Exercise inputs:
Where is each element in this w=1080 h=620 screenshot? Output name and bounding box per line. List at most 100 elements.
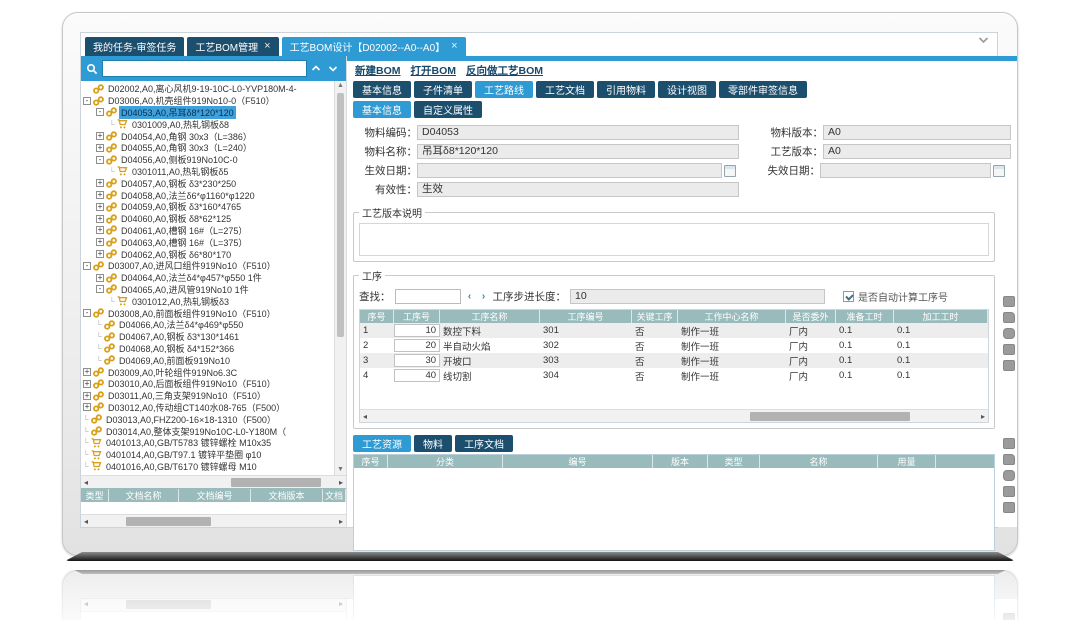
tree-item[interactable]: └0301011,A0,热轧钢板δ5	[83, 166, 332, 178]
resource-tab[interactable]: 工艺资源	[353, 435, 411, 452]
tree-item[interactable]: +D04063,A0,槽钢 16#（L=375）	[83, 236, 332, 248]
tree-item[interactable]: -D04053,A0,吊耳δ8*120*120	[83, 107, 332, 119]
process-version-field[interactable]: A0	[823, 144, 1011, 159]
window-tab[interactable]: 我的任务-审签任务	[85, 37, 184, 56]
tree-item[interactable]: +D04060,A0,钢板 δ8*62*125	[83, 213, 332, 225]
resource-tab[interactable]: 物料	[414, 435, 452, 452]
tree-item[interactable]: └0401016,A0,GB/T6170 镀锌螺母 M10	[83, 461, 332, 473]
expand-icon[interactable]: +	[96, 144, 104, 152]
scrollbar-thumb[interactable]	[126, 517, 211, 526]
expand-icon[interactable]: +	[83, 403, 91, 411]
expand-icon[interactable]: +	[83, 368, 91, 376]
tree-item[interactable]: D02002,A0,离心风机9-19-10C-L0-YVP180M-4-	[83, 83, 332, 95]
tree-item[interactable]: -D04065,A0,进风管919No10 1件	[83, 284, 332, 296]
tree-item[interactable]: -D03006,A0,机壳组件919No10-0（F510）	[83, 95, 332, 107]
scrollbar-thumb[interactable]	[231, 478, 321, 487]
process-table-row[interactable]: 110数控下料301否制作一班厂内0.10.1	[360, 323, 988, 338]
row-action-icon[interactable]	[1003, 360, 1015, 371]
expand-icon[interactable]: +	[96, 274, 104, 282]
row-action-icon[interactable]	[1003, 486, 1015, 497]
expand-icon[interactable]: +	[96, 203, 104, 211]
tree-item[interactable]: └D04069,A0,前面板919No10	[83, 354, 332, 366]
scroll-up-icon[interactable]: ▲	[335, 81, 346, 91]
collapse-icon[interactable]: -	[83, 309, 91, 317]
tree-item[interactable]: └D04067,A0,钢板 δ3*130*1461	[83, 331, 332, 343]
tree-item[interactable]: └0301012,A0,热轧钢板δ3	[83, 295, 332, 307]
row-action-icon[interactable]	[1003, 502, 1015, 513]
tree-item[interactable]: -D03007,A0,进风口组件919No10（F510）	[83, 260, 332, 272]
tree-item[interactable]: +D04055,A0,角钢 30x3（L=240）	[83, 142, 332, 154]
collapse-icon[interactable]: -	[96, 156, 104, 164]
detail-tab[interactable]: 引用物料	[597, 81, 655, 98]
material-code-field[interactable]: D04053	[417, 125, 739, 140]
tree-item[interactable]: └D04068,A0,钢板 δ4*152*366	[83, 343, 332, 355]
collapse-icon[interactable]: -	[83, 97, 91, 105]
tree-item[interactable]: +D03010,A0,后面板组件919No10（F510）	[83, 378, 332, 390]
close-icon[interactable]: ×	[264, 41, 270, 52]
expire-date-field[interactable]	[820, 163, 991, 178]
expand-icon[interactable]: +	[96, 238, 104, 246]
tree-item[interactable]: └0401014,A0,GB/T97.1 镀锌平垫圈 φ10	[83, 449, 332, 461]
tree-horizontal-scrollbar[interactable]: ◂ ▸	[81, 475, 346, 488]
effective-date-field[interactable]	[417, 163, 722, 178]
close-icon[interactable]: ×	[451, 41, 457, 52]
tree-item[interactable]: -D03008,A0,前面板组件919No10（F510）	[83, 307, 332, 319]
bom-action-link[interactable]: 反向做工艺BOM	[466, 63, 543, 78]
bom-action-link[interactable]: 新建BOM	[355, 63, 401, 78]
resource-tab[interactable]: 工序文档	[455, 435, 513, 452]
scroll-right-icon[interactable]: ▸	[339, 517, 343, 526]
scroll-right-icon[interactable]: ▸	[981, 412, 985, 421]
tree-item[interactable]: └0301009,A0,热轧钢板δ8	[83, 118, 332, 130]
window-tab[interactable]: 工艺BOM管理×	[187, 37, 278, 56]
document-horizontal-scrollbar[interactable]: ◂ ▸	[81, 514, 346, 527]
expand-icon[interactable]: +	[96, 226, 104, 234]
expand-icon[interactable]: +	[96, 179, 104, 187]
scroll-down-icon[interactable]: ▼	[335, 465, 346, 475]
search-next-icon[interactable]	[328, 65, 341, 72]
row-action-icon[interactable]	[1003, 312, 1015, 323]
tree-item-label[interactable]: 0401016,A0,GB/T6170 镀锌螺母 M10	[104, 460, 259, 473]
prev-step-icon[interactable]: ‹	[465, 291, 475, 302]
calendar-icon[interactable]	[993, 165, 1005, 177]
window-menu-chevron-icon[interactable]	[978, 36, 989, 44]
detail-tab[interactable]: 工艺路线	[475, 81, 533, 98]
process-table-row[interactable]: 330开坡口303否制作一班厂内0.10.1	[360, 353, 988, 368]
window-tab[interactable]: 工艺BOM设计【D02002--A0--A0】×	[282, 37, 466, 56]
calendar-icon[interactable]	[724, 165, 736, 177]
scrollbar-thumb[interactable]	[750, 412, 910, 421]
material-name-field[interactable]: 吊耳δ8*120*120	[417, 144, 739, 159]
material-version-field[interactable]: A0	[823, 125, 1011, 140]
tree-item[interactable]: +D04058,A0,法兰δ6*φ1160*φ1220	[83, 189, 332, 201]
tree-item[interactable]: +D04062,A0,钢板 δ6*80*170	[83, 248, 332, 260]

Direction:
Please rewrite all of the material above, swapping every "interactable" for "clickable" and changing nothing else, and leave the pictures out.

Full output:
Where is each element in this w=1080 h=620 screenshot? Output name and bounding box per line. List at most 100 elements.
tree-item[clickable]: └0301011,A0,热轧钢板δ5	[83, 166, 332, 178]
resource-tab[clickable]: 工艺资源	[353, 435, 411, 452]
tree-item[clickable]: +D04063,A0,槽钢 16#（L=375）	[83, 236, 332, 248]
tree-item[clickable]: -D04053,A0,吊耳δ8*120*120	[83, 107, 332, 119]
process-version-field[clickable]: A0	[823, 144, 1011, 159]
window-tab[clickable]: 我的任务-审签任务	[85, 37, 184, 56]
tree-item[clickable]: +D04060,A0,钢板 δ8*62*125	[83, 213, 332, 225]
resource-tab[clickable]: 物料	[414, 435, 452, 452]
tree-item[clickable]: └0401016,A0,GB/T6170 镀锌螺母 M10	[83, 461, 332, 473]
expand-icon[clickable]: +	[96, 144, 104, 152]
scrollbar-thumb[clickable]	[126, 517, 211, 526]
expand-icon[clickable]: +	[83, 403, 91, 411]
expand-icon[clickable]: +	[83, 368, 91, 376]
tree-item[clickable]: D02002,A0,离心风机9-19-10C-L0-YVP180M-4-	[83, 83, 332, 95]
tree-item[clickable]: -D04065,A0,进风管919No10 1件	[83, 284, 332, 296]
tree-item[clickable]: -D03006,A0,机壳组件919No10-0（F510）	[83, 95, 332, 107]
scrollbar-thumb[clickable]	[231, 478, 321, 487]
process-table-row[clickable]: 110数控下料301否制作一班厂内0.10.1	[360, 323, 988, 338]
row-action-icon[clickable]	[1003, 360, 1015, 371]
expand-icon[clickable]: +	[96, 274, 104, 282]
row-action-icon[clickable]	[1003, 486, 1015, 497]
expand-icon[clickable]: +	[96, 203, 104, 211]
tree-item[clickable]: └D04069,A0,前面板919No10	[83, 354, 332, 366]
scroll-up-icon[clickable]: ▲	[335, 81, 346, 91]
collapse-icon[clickable]: -	[83, 309, 91, 317]
tree-item[clickable]: └D04067,A0,钢板 δ3*130*1461	[83, 331, 332, 343]
tree-item[clickable]: └0301012,A0,热轧钢板δ3	[83, 295, 332, 307]
row-action-icon[clickable]	[1003, 502, 1015, 513]
tree-item[clickable]: -D03007,A0,进风口组件919No10（F510）	[83, 260, 332, 272]
tree-item[clickable]: +D04055,A0,角钢 30x3（L=240）	[83, 142, 332, 154]
collapse-icon[clickable]: -	[96, 156, 104, 164]
detail-tab[clickable]: 引用物料	[597, 81, 655, 98]
material-code-field[clickable]: D04053	[417, 125, 739, 140]
tree-item[clickable]: └D04068,A0,钢板 δ4*152*366	[83, 343, 332, 355]
collapse-icon[clickable]: -	[83, 97, 91, 105]
tree-item[clickable]: +D03010,A0,后面板组件919No10（F510）	[83, 378, 332, 390]
close-icon[clickable]: ×	[264, 41, 270, 52]
expire-date-field[clickable]	[820, 163, 991, 178]
expand-icon[clickable]: +	[96, 238, 104, 246]
tree-item[clickable]: └0401014,A0,GB/T97.1 镀锌平垫圈 φ10	[83, 449, 332, 461]
tree-horizontal-scrollbar[clickable]: ◂ ▸	[81, 475, 346, 488]
effective-date-field[clickable]	[417, 163, 722, 178]
close-icon[clickable]: ×	[451, 41, 457, 52]
tree-item[clickable]: -D03008,A0,前面板组件919No10（F510）	[83, 307, 332, 319]
bom-action-link[clickable]: 反向做工艺BOM	[466, 63, 543, 78]
bom-action-link[clickable]: 新建BOM	[355, 63, 401, 78]
resource-tab[clickable]: 工序文档	[455, 435, 513, 452]
scroll-right-icon[clickable]: ▸	[339, 517, 343, 526]
scroll-right-icon[clickable]: ▸	[981, 412, 985, 421]
tree-item[clickable]: └0301009,A0,热轧钢板δ8	[83, 118, 332, 130]
window-tab[clickable]: 工艺BOM管理×	[187, 37, 278, 56]
document-horizontal-scrollbar[clickable]: ◂ ▸	[81, 514, 346, 527]
expand-icon[clickable]: +	[96, 226, 104, 234]
expand-icon[clickable]: +	[96, 179, 104, 187]
scroll-down-icon[clickable]: ▼	[335, 465, 346, 475]
search-next-icon[clickable]	[328, 65, 341, 72]
row-action-icon[clickable]	[1003, 312, 1015, 323]
tree-item-label[clickable]: 0401016,A0,GB/T6170 镀锌螺母 M10	[104, 460, 259, 473]
prev-step-icon[clickable]: ‹	[465, 291, 475, 302]
calendar-icon[clickable]	[993, 165, 1005, 177]
window-menu-chevron-icon[clickable]	[978, 36, 989, 44]
detail-tab[clickable]: 工艺路线	[475, 81, 533, 98]
process-table-row[clickable]: 330开坡口303否制作一班厂内0.10.1	[360, 353, 988, 368]
window-tab[clickable]: 工艺BOM设计【D02002--A0--A0】×	[282, 37, 466, 56]
calendar-icon[clickable]	[724, 165, 736, 177]
scrollbar-thumb[clickable]	[750, 412, 910, 421]
material-name-field[clickable]: 吊耳δ8*120*120	[417, 144, 739, 159]
material-version-field[clickable]: A0	[823, 125, 1011, 140]
tree-item[clickable]: +D04058,A0,法兰δ6*φ1160*φ1220	[83, 189, 332, 201]
tree-item[clickable]: +D04062,A0,钢板 δ6*80*170	[83, 248, 332, 260]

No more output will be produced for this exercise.